Set down every entry word for word. Omit the pictures.

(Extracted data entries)
+---+
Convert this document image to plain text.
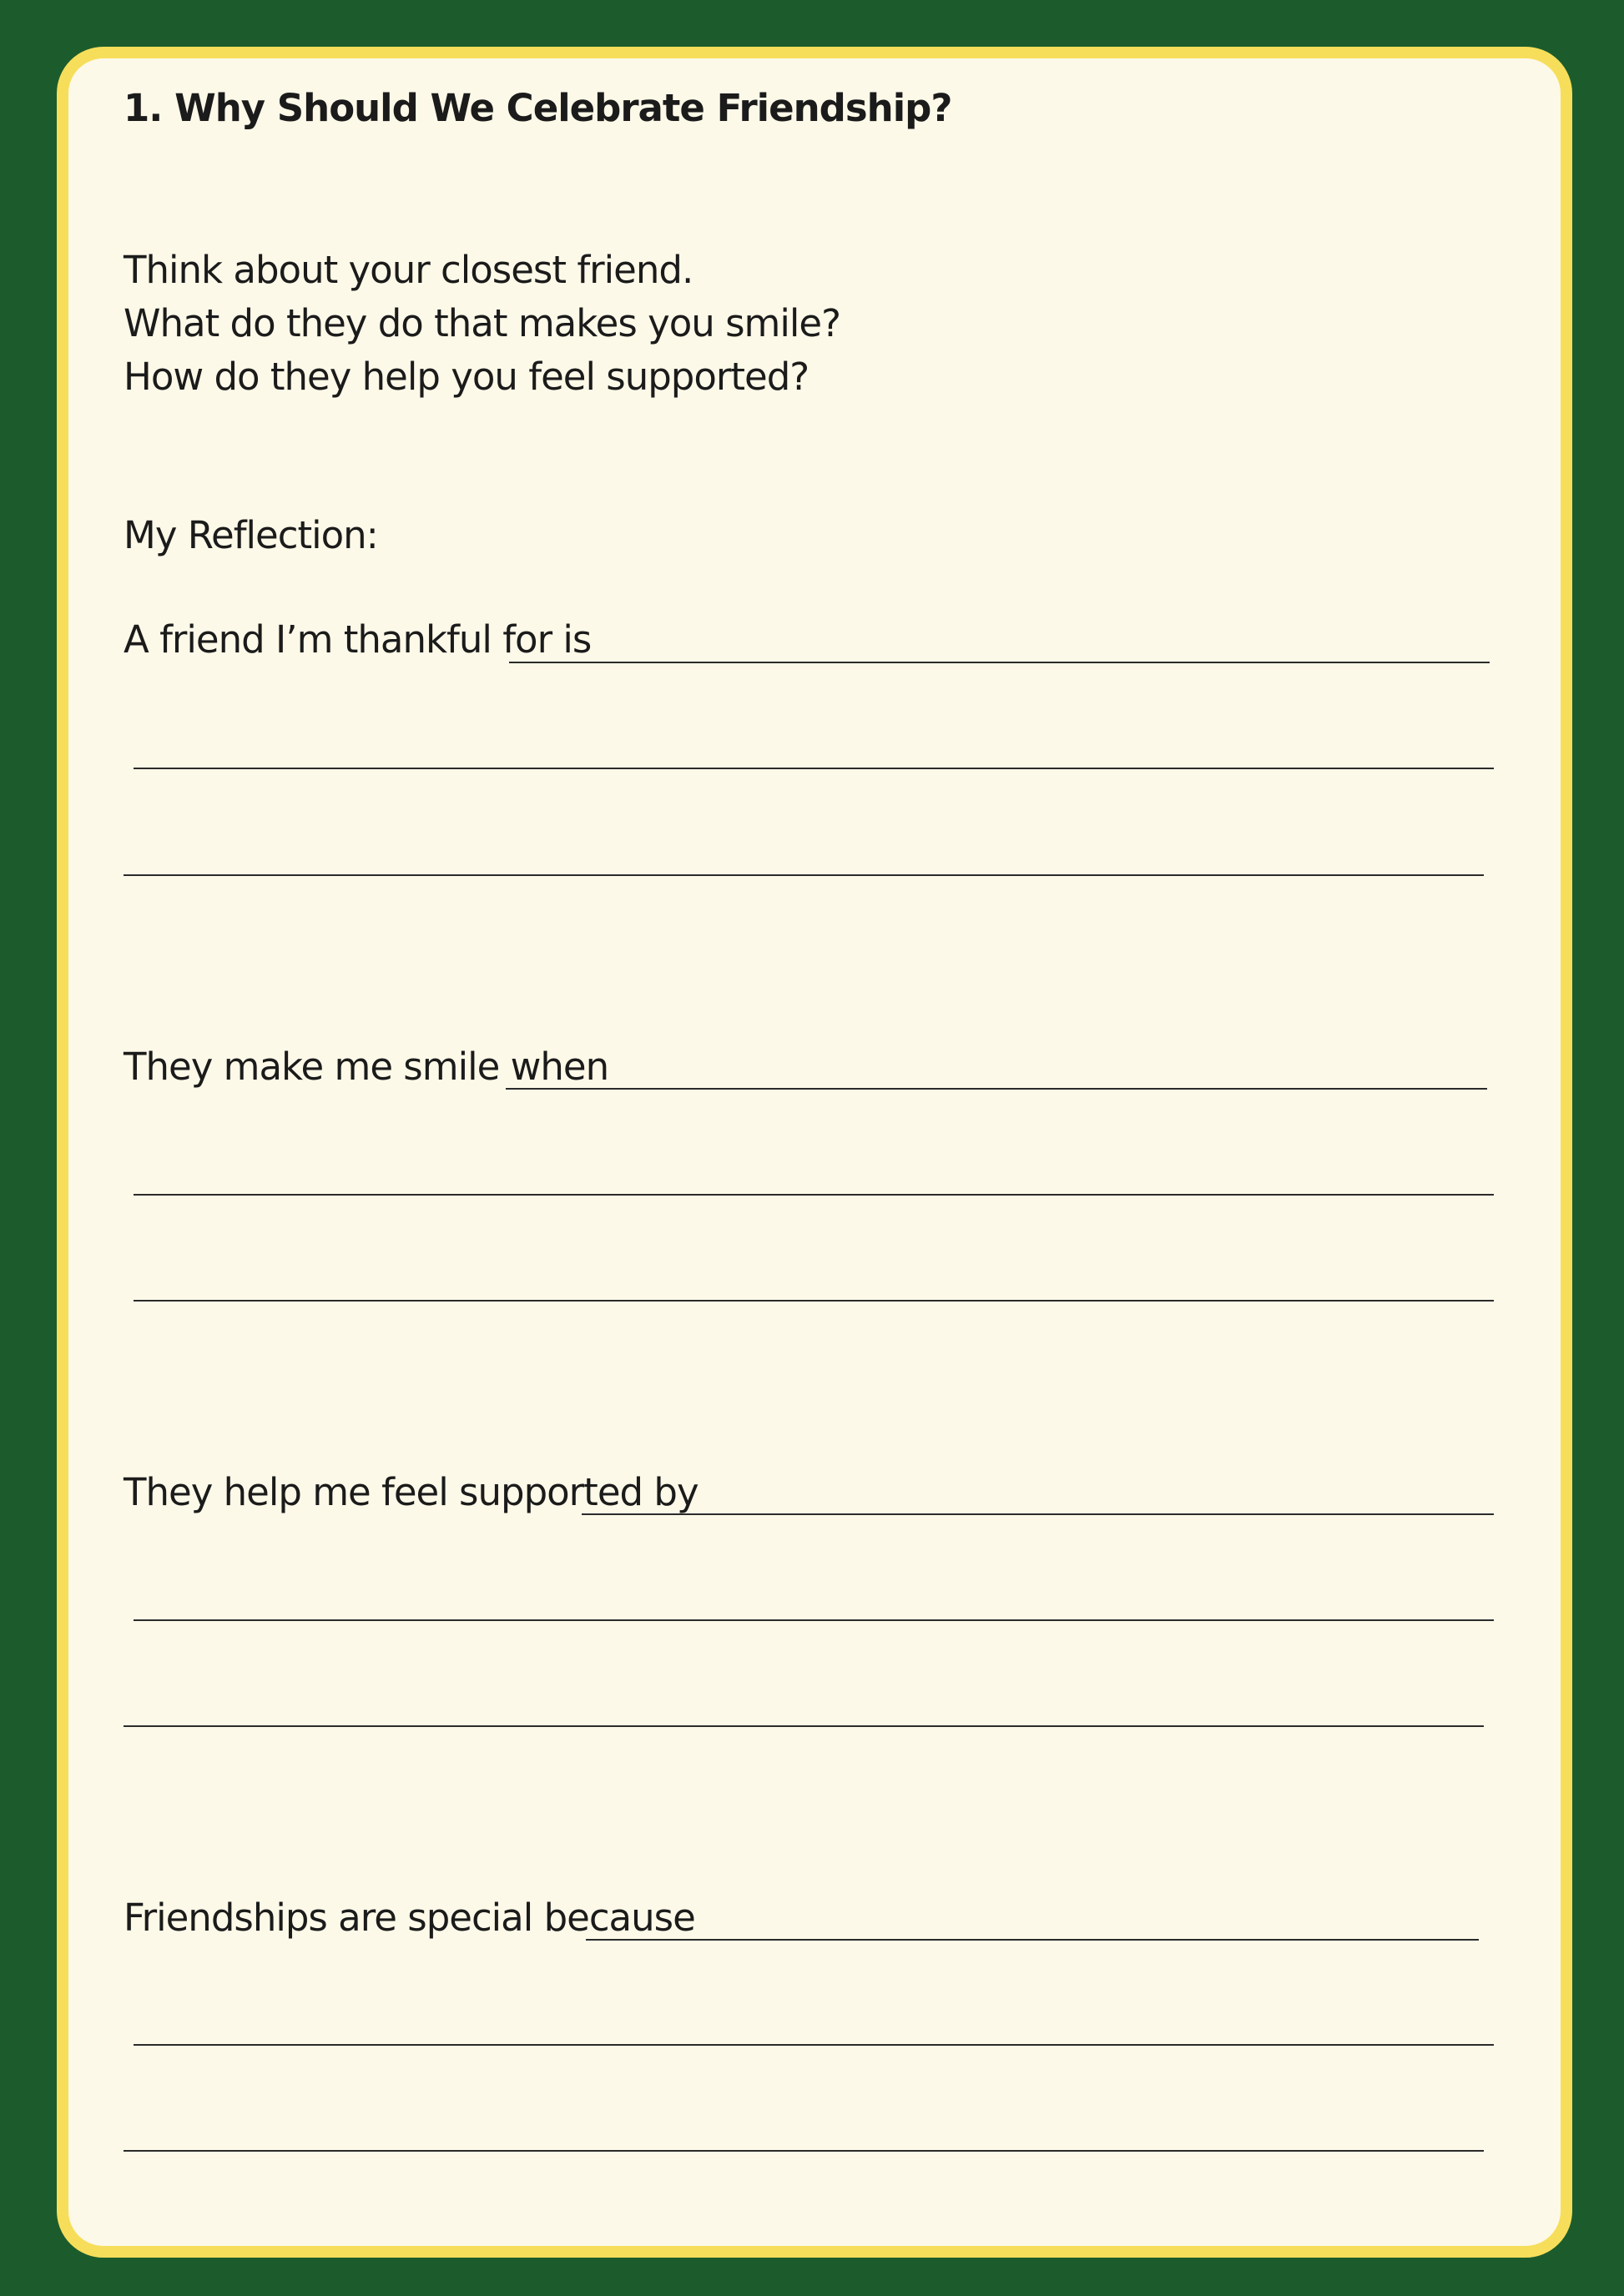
1. Why Should We Celebrate Friendship?
Think about your closest friend.
What do they do that makes you smile?
How do they help you feel supported?
My Reflection:
A friend I’m thankful for is
They make me smile when
They help me feel supported by
Friendships are special because
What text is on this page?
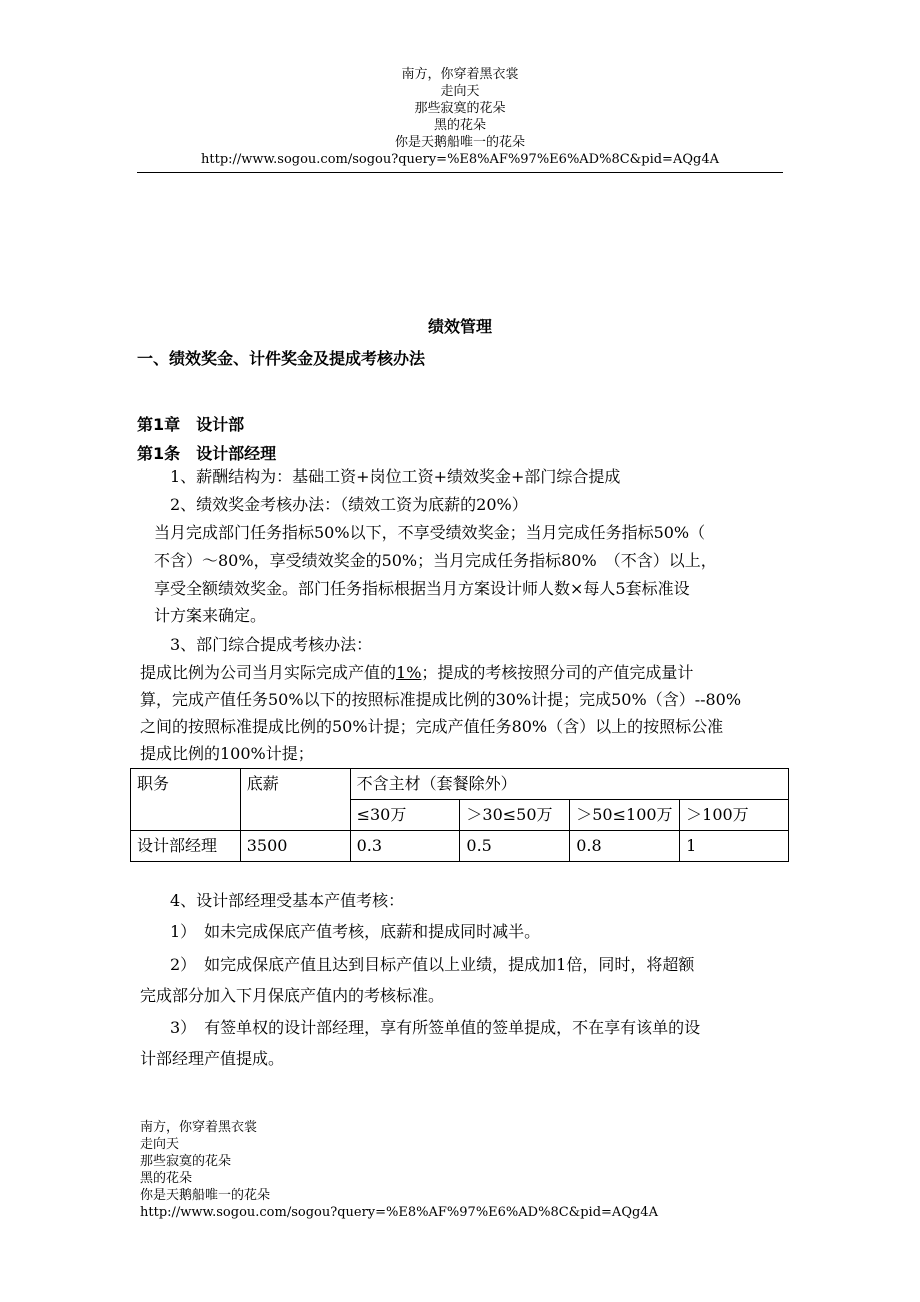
南方，你穿着黑衣裳
走向天
那些寂寞的花朵
黑的花朵
你是天鹅船唯一的花朵
http://www.sogou.com/sogou?query=%E8%AF%97%E6%AD%8C&pid=AQg4A
绩效管理
一、绩效奖金、计件奖金及提成考核办法
第1章　设计部
第1条　设计部经理
1、薪酬结构为：基础工资+岗位工资+绩效奖金+部门综合提成
2、绩效奖金考核办法：（绩效工资为底薪的20%）
当月完成部门任务指标50%以下，不享受绩效奖金；当月完成任务指标50%（
不含）～80%，享受绩效奖金的50%；当月完成任务指标80%　（不含）以上，
享受全额绩效奖金。部门任务指标根据当月方案设计师人数×每人5套标准设
计方案来确定。
3、部门综合提成考核办法：
提成比例为公司当月实际完成产值的1%；提成的考核按照分司的产值完成量计
算，完成产值任务50%以下的按照标准提成比例的30%计提；完成50%（含）--80%
之间的按照标准提成比例的50%计提；完成产值任务80%（含）以上的按照标公准
提成比例的100%计提；
职务	底薪	不含主材（套餐除外）			
		≤30万	＞30≤50万	＞50≤100万	＞100万
设计部经理	3500	0.3	0.5	0.8	1
4、设计部经理受基本产值考核：
1）　如未完成保底产值考核，底薪和提成同时减半。
2）　如完成保底产值且达到目标产值以上业绩，提成加1倍，同时，将超额
完成部分加入下月保底产值内的考核标准。
3）　有签单权的设计部经理，享有所签单值的签单提成，不在享有该单的设
计部经理产值提成。
南方，你穿着黑衣裳
走向天
那些寂寞的花朵
黑的花朵
你是天鹅船唯一的花朵
http://www.sogou.com/sogou?query=%E8%AF%97%E6%AD%8C&pid=AQg4A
+---+
_CORRECT RESPONSE_
Convert this document image to plain text.
1. Why Should We Celebrate Friendship?
Think about your closest friend.
What do they do that makes you smile?
How do they help you feel supported?
My Reflection:
A friend I’m thankful for is
They make me smile when
They help me feel supported by
Friendships are special because
What text is on this page?
南方，你穿着黑衣裳
走向天
那些寂寞的花朵
黑的花朵
你是天鹅船唯一的花朵
http://www.sogou.com/sogou?query=%E8%AF%97%E6%AD%8C&pid=AQg4A
绩效管理
一、绩效奖金、计件奖金及提成考核办法
第1章　设计部
第1条　设计部经理
1、薪酬结构为：基础工资+岗位工资+绩效奖金+部门综合提成
2、绩效奖金考核办法：（绩效工资为底薪的20%）
当月完成部门任务指标50%以下，不享受绩效奖金；当月完成任务指标50%（
不含）～80%，享受绩效奖金的50%；当月完成任务指标80%　（不含）以上，
享受全额绩效奖金。部门任务指标根据当月方案设计师人数×每人5套标准设
计方案来确定。
3、部门综合提成考核办法：
提成比例为公司当月实际完成产值的1%；提成的考核按照分司的产值完成量计
算，完成产值任务50%以下的按照标准提成比例的30%计提；完成50%（含）--80%
之间的按照标准提成比例的50%计提；完成产值任务80%（含）以上的按照标公准
提成比例的100%计提；
职务	底薪	不含主材（套餐除外）			
		≤30万	＞30≤50万	＞50≤100万	＞100万
设计部经理	3500	0.3	0.5	0.8	1
4、设计部经理受基本产值考核：
1）　如未完成保底产值考核，底薪和提成同时减半。
2）　如完成保底产值且达到目标产值以上业绩，提成加1倍，同时，将超额
完成部分加入下月保底产值内的考核标准。
3）　有签单权的设计部经理，享有所签单值的签单提成，不在享有该单的设
计部经理产值提成。
南方，你穿着黑衣裳
走向天
那些寂寞的花朵
黑的花朵
你是天鹅船唯一的花朵
http://www.sogou.com/sogou?query=%E8%AF%97%E6%AD%8C&pid=AQg4A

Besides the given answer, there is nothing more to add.